[Work to be completed]
Extract the lines that hold the string "border".

Figure record extracts
--- begin ---
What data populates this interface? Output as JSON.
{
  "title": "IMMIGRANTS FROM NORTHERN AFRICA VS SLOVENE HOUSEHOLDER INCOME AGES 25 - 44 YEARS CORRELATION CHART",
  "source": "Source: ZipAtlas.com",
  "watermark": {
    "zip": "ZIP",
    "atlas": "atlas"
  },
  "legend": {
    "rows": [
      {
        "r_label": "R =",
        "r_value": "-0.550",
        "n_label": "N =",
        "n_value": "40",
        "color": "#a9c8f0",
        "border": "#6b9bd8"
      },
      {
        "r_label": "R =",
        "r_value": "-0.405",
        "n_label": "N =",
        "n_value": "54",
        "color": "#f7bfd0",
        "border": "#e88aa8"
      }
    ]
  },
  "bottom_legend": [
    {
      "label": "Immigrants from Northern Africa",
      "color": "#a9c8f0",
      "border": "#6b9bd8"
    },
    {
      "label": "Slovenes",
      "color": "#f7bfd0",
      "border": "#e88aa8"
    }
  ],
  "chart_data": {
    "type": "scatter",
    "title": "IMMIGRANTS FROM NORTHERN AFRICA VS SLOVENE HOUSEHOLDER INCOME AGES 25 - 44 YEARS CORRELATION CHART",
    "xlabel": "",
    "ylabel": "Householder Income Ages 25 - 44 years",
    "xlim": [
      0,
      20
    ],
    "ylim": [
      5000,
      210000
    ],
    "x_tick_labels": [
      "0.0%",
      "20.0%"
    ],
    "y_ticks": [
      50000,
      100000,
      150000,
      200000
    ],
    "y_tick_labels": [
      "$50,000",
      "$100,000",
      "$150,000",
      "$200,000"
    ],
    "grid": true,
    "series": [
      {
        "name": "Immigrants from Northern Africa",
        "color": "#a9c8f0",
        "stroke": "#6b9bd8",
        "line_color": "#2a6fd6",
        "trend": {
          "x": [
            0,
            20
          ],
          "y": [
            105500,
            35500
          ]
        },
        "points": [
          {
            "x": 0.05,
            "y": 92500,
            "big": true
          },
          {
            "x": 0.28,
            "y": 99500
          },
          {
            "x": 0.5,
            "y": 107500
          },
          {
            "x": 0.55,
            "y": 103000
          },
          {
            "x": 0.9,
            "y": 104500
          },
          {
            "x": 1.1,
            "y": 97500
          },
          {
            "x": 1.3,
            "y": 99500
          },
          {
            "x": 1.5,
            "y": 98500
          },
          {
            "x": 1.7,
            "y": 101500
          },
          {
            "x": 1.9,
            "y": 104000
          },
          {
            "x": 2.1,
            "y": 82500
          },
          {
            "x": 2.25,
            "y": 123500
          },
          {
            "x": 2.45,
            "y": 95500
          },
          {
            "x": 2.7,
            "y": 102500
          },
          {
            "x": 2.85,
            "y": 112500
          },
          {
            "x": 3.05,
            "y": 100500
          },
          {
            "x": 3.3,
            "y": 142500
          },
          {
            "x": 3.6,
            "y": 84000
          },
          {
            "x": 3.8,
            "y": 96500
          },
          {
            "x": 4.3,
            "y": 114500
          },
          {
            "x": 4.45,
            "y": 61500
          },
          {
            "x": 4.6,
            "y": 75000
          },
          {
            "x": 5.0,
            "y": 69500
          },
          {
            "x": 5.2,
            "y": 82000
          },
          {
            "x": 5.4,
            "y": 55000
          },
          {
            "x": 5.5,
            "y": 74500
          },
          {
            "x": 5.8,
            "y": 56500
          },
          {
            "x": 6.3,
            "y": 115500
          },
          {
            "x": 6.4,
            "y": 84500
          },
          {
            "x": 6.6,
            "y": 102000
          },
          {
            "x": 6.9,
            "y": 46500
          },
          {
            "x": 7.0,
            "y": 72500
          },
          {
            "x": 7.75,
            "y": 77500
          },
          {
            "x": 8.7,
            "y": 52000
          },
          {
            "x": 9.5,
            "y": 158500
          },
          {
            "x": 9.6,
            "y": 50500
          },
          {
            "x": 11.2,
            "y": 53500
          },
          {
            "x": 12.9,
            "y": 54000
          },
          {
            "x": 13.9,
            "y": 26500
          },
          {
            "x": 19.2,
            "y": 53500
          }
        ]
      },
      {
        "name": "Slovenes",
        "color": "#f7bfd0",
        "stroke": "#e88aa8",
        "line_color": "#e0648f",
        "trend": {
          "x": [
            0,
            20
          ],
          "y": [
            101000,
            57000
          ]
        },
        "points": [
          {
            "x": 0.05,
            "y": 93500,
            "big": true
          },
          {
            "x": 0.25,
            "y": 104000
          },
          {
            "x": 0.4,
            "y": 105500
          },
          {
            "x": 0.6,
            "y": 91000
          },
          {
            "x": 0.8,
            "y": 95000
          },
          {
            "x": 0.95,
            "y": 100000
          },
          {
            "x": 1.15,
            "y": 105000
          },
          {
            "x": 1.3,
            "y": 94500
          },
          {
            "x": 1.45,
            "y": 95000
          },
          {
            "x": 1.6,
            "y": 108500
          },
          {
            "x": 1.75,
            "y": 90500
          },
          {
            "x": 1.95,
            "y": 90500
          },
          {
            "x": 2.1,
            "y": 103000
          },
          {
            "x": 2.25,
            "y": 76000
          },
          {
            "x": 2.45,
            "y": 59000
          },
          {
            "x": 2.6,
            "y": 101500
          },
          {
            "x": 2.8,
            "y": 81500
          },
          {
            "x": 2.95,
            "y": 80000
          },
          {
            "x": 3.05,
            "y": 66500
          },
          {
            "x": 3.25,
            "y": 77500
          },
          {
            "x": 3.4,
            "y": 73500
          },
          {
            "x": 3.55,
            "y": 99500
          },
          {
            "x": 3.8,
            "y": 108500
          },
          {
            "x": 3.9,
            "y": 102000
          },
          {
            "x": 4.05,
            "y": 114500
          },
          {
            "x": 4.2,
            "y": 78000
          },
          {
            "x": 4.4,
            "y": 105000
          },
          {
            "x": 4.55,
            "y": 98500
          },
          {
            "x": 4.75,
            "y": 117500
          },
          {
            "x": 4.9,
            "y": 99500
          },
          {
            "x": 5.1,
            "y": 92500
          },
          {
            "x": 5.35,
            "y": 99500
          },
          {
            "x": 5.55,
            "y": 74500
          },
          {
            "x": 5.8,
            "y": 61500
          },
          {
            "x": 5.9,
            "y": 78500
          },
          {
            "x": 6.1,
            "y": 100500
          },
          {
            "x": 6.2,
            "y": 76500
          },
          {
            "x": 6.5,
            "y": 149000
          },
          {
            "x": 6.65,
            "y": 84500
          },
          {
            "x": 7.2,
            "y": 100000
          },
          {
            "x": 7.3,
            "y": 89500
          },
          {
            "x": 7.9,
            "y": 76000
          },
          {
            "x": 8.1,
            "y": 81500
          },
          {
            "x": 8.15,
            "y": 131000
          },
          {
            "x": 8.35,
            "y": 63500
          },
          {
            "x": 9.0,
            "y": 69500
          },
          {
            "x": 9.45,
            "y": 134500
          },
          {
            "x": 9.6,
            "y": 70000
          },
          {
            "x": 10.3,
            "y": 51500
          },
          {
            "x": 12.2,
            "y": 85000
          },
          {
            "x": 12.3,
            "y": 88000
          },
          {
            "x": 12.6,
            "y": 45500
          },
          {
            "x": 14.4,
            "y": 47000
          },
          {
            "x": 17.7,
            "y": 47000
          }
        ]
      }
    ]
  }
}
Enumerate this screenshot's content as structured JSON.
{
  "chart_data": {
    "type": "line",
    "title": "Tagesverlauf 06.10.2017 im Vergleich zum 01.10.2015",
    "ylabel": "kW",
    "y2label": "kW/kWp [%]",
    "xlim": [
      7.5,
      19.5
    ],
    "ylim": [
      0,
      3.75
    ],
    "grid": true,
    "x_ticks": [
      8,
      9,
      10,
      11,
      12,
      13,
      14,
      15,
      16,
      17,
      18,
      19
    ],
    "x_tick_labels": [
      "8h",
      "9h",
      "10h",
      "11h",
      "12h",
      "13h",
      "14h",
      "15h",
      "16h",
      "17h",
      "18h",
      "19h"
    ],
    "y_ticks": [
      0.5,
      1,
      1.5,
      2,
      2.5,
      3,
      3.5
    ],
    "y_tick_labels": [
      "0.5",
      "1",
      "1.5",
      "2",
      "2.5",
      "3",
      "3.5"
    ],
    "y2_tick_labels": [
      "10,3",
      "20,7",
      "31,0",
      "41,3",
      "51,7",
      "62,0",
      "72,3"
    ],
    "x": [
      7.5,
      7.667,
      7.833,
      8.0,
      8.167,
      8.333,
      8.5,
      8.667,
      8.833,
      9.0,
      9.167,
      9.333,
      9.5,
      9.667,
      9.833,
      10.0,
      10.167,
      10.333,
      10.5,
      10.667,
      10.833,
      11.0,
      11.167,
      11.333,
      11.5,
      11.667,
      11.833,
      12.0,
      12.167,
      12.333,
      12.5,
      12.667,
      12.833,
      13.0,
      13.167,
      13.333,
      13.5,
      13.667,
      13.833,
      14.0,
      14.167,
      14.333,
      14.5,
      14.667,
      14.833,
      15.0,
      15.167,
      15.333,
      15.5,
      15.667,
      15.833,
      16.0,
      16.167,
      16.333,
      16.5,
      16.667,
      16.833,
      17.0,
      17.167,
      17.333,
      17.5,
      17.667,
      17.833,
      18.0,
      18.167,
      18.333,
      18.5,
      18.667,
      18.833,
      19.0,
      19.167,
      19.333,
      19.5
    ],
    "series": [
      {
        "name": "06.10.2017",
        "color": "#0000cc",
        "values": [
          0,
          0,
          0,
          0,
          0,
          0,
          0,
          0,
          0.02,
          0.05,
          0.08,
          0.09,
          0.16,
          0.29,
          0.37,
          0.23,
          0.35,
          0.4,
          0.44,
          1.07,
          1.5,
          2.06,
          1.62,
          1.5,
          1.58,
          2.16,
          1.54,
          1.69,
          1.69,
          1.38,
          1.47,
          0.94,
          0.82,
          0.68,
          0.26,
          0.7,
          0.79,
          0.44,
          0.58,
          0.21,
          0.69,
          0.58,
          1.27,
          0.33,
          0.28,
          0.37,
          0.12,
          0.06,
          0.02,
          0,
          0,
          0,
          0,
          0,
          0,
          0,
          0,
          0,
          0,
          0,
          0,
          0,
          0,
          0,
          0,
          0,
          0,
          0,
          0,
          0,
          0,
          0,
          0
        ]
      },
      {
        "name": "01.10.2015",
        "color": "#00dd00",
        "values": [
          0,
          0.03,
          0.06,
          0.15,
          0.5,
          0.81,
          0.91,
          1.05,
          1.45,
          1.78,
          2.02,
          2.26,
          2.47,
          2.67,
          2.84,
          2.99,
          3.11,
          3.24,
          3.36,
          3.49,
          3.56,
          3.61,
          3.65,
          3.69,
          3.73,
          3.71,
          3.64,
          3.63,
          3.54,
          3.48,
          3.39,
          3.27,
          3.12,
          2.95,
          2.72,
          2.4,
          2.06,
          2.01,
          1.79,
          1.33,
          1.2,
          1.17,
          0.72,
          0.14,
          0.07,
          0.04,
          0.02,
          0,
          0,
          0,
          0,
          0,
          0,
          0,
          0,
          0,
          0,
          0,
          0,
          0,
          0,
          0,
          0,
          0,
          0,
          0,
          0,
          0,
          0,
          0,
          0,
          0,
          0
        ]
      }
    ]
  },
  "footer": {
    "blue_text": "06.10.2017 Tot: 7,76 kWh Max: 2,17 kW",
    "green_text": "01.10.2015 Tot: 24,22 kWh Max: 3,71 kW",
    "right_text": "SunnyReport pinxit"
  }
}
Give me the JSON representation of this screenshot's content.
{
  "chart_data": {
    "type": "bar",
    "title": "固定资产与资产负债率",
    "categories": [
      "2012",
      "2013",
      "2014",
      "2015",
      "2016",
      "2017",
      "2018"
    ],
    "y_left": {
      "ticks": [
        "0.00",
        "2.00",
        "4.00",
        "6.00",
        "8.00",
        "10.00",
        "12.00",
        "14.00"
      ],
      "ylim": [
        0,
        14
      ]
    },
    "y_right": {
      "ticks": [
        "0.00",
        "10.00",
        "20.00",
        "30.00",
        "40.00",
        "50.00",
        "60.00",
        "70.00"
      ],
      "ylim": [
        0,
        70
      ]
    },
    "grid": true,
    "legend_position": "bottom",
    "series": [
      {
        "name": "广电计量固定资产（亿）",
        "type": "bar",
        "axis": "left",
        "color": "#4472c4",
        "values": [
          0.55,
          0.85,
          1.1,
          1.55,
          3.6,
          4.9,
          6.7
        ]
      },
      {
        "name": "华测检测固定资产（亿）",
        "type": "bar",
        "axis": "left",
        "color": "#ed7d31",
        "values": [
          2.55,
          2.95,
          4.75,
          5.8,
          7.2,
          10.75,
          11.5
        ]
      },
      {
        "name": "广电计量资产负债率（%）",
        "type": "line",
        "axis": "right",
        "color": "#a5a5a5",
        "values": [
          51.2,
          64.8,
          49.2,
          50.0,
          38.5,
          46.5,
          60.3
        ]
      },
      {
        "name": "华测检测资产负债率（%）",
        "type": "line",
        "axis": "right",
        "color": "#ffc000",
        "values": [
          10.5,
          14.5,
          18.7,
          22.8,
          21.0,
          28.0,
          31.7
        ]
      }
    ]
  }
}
--- end ---
[Finished exercise]
        "border": "#6b9bd8"
        "border": "#e88aa8"
      "border": "#6b9bd8"
      "border": "#e88aa8"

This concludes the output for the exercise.